### WHAT IS ASKED
Every line containing the word "period" needs to be found and copied.

Collected data entries:
# # # # # # #
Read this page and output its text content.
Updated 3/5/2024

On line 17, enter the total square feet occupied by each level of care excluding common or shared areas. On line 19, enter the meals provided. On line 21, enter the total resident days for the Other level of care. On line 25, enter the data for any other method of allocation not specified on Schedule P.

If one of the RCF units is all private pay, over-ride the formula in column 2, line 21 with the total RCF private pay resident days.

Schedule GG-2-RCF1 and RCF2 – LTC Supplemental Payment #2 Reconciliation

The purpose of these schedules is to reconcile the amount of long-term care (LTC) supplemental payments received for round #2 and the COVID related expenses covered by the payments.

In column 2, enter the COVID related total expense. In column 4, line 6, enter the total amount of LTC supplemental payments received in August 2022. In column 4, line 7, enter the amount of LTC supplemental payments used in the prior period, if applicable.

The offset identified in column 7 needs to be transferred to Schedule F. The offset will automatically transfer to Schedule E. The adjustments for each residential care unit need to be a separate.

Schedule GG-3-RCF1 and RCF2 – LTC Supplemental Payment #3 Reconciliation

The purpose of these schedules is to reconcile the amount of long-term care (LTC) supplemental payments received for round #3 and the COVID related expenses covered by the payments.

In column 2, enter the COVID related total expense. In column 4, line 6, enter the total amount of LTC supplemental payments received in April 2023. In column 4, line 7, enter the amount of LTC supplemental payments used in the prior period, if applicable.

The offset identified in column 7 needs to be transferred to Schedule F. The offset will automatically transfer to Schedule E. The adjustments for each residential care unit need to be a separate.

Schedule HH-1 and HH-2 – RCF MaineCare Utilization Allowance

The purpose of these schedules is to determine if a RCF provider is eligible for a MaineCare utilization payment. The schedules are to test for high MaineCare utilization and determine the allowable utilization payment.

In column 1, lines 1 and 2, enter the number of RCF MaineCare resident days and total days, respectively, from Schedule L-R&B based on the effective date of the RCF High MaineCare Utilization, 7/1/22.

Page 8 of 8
# # # # # # #
### FULL SOLUTION
In column 2, enter the COVID related total expense. In column 4, line 6, enter the total amount of LTC supplemental payments received in August 2022. In column 4, line 7, enter the amount of LTC supplemental payments used in the prior period, if applicable.
In column 2, enter the COVID related total expense. In column 4, line 6, enter the total amount of LTC supplemental payments received in April 2023. In column 4, line 7, enter the amount of LTC supplemental payments used in the prior period, if applicable.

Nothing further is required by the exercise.